Consegna A
Riassumi in due frasi il testo su Arnolfo, per favore.

Testo da leggere

ARNOLFO
Si ignora la data di nascita di questo arcivescovo milanese, che Bernoldo di Costanza denomina A. di Porta Argentea, mentre il cronista milanese Landolfo detto "Iuniore" lo dice appartenente alla famiglia dei capitanei di Porta Orientale. Venne eletto arcivescovo di Milano il 6 dic. 1093,due giorni dopo la morte del predecessore Anselmo III, del quale doveva essere stato il più diretto collaboratore. Il re Corrado II conferì ad A. l'investitura con il pastorale. Non è chiaro come o addirittura se avvenisse una consacrazione. Pare che la consacrazione sia stata compiuta da uno solo dei suffraganei della metropoli ambrosiana, non perché in Milano non fossero presenti altri vescovi (poco prima, infatti, era avvenuta l'incoronazione di Corrado), ma perché questi erano simoniaci e non potevano pertanto consacrare in maniera legittima né (secondo l'opinione degli appartenenti a una certa tendenza) valida. Il legato pontificio, il quale si trovava a Milano probabilmente per incontrarsi con il re, dichiarò deposto Arnolfo. Secondo Pandolfo Pisano, autore della vita di Urbano II nel Liber Pontificalis, ilprovvedimento fu preso perché A. aveva ricevuto l'investitura da Corrado; e non è da escludere che la decisione sia stata anche provocata dall'intervento di cinque sacerdoti i quali, dopo la morte dell'arcivescovo Anselmo da Rho, avevano inviato al pontefice Urbano II una lettera in cui, dichiarandosi discepoli del patarino Arialdo, chiedevano il suo intervento affinché si evitasse alla Chiesa milanese di cadere sub avaro accipitre.

Elenco estratto
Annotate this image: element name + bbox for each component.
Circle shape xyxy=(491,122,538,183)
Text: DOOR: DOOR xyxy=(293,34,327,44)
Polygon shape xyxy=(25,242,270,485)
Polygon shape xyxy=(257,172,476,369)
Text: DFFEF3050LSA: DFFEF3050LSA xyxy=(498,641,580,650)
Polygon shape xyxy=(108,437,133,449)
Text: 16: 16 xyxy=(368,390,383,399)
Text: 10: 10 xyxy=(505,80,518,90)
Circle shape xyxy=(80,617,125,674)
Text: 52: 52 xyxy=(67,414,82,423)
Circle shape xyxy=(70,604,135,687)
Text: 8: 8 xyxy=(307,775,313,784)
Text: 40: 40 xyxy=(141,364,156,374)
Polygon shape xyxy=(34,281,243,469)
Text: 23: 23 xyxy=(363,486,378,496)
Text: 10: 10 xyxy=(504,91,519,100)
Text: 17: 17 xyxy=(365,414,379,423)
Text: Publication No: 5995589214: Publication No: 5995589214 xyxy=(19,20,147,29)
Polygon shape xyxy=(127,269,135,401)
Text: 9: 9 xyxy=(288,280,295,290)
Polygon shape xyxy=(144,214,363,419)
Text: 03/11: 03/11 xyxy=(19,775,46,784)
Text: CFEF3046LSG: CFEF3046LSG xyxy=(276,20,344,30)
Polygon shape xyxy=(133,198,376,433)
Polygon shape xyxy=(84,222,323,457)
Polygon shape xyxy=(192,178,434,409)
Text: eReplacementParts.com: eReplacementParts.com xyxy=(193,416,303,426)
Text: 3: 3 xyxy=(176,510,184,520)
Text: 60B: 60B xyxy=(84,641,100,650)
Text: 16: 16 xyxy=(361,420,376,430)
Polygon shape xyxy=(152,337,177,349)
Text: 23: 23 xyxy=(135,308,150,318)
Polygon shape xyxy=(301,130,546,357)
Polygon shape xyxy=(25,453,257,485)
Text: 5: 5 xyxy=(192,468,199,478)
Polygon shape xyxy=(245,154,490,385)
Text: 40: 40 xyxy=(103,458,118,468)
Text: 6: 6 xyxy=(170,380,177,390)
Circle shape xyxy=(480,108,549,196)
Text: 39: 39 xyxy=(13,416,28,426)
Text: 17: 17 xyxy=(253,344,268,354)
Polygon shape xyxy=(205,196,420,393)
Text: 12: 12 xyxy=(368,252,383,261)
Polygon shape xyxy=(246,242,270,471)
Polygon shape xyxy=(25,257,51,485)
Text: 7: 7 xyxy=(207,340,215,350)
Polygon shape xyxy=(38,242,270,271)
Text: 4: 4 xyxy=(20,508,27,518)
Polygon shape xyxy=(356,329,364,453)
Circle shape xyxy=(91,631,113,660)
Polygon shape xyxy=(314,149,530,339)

Consegna B
Modifica l'elenco sostituendo ogni occorrenza di "Circle shape" con "Cerchio" e lascia invariato tutto il resto.

Risultato corretto A
Arnolfo, di cui si ignora la data di nascita, fu eletto arcivescovo di Milano il 6 dicembre 1093, due giorni dopo la morte del predecessore Anselmo III, e ricevette dal re Corrado II l'investitura con il pastorale. Il legato pontificio lo dichiarò deposto, secondo Pandolfo Pisano perché aveva ricevuto l'investitura da Corrado.

Risultato corretto B
Annotate this image: element name + bbox for each component.
Cerchio xyxy=(491,122,538,183)
Text: DOOR: DOOR xyxy=(293,34,327,44)
Polygon shape xyxy=(25,242,270,485)
Polygon shape xyxy=(257,172,476,369)
Text: DFFEF3050LSA: DFFEF3050LSA xyxy=(498,641,580,650)
Polygon shape xyxy=(108,437,133,449)
Text: 16: 16 xyxy=(368,390,383,399)
Text: 10: 10 xyxy=(505,80,518,90)
Cerchio xyxy=(80,617,125,674)
Text: 52: 52 xyxy=(67,414,82,423)
Cerchio xyxy=(70,604,135,687)
Text: 8: 8 xyxy=(307,775,313,784)
Text: 40: 40 xyxy=(141,364,156,374)
Polygon shape xyxy=(34,281,243,469)
Text: 23: 23 xyxy=(363,486,378,496)
Text: 10: 10 xyxy=(504,91,519,100)
Text: 17: 17 xyxy=(365,414,379,423)
Text: Publication No: 5995589214: Publication No: 5995589214 xyxy=(19,20,147,29)
Polygon shape xyxy=(127,269,135,401)
Text: 9: 9 xyxy=(288,280,295,290)
Polygon shape xyxy=(144,214,363,419)
Text: 03/11: 03/11 xyxy=(19,775,46,784)
Text: CFEF3046LSG: CFEF3046LSG xyxy=(276,20,344,30)
Polygon shape xyxy=(133,198,376,433)
Polygon shape xyxy=(84,222,323,457)
Polygon shape xyxy=(192,178,434,409)
Text: eReplacementParts.com: eReplacementParts.com xyxy=(193,416,303,426)
Text: 3: 3 xyxy=(176,510,184,520)
Text: 60B: 60B xyxy=(84,641,100,650)
Text: 16: 16 xyxy=(361,420,376,430)
Polygon shape xyxy=(152,337,177,349)
Text: 23: 23 xyxy=(135,308,150,318)
Polygon shape xyxy=(301,130,546,357)
Polygon shape xyxy=(25,453,257,485)
Text: 5: 5 xyxy=(192,468,199,478)
Polygon shape xyxy=(245,154,490,385)
Text: 40: 40 xyxy=(103,458,118,468)
Text: 6: 6 xyxy=(170,380,177,390)
Cerchio xyxy=(480,108,549,196)
Text: 39: 39 xyxy=(13,416,28,426)
Text: 17: 17 xyxy=(253,344,268,354)
Polygon shape xyxy=(205,196,420,393)
Text: 12: 12 xyxy=(368,252,383,261)
Polygon shape xyxy=(246,242,270,471)
Polygon shape xyxy=(25,257,51,485)
Text: 7: 7 xyxy=(207,340,215,350)
Polygon shape xyxy=(38,242,270,271)
Text: 4: 4 xyxy=(20,508,27,518)
Polygon shape xyxy=(356,329,364,453)
Cerchio xyxy=(91,631,113,660)
Polygon shape xyxy=(314,149,530,339)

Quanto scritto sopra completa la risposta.